Comb through the entries for "ถนนพระราม" and pull out each line that holds it.

__SUPPLIED DATA__.
— Start —
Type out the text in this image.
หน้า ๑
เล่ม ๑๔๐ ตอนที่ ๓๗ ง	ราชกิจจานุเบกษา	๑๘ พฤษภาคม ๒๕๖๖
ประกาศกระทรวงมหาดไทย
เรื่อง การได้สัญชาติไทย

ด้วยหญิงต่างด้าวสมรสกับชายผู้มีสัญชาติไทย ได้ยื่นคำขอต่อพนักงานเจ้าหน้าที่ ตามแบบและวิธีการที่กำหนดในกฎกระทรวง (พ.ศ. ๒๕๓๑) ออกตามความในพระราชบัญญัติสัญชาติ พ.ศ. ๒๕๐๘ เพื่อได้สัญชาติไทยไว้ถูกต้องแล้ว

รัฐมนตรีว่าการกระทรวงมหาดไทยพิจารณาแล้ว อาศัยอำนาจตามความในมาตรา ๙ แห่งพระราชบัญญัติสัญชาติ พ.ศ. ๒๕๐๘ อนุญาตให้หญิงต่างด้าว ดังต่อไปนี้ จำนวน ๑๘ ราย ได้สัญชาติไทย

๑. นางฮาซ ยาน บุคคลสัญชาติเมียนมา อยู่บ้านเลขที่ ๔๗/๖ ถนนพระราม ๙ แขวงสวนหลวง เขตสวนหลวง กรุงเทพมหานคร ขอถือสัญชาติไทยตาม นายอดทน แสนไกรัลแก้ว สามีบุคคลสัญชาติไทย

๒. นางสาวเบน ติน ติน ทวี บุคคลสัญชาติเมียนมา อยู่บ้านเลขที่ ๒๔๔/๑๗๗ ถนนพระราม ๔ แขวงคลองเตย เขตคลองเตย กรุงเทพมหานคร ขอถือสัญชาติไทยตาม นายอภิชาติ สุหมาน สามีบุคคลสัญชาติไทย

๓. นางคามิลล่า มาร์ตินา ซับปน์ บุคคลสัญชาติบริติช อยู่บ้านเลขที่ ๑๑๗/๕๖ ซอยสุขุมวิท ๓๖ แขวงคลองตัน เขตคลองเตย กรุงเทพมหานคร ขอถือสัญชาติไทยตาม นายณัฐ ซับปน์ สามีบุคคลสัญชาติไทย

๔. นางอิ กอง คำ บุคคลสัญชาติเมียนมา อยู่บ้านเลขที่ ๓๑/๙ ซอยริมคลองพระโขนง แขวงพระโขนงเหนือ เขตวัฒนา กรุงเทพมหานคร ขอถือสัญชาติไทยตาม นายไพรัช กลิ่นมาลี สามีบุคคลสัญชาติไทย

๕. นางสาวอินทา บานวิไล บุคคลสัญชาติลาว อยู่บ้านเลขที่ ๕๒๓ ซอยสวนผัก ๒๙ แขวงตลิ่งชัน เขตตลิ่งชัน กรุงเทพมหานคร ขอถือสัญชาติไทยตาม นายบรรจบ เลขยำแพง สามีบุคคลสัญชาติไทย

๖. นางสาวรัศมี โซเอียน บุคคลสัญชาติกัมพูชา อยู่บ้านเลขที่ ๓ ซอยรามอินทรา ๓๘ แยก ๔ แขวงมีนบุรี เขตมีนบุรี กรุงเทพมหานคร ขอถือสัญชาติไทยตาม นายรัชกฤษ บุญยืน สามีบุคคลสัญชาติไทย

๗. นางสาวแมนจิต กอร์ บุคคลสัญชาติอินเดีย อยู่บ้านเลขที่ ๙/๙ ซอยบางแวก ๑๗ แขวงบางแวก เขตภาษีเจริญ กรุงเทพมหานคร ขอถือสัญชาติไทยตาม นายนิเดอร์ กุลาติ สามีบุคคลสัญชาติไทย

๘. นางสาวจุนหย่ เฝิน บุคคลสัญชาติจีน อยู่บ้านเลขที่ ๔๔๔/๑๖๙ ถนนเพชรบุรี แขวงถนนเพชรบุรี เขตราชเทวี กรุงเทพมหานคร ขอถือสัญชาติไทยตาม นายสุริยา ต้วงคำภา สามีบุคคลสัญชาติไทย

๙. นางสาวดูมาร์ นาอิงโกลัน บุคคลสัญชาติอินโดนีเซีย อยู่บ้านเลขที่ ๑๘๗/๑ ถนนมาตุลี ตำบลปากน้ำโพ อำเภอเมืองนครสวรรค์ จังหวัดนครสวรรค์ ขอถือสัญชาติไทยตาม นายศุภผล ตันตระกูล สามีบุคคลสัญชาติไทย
— End —
__WRITTEN REPLY__.
๑. นางฮาซ ยาน บุคคลสัญชาติเมียนมา อยู่บ้านเลขที่ ๔๗/๖ ถนนพระราม ๙ แขวงสวนหลวง เขตสวนหลวง กรุงเทพมหานคร ขอถือสัญชาติไทยตาม นายอดทน แสนไกรัลแก้ว สามีบุคคลสัญชาติไทย
๒. นางสาวเบน ติน ติน ทวี บุคคลสัญชาติเมียนมา อยู่บ้านเลขที่ ๒๔๔/๑๗๗ ถนนพระราม ๔ แขวงคลองเตย เขตคลองเตย กรุงเทพมหานคร ขอถือสัญชาติไทยตาม นายอภิชาติ สุหมาน สามีบุคคลสัญชาติไทย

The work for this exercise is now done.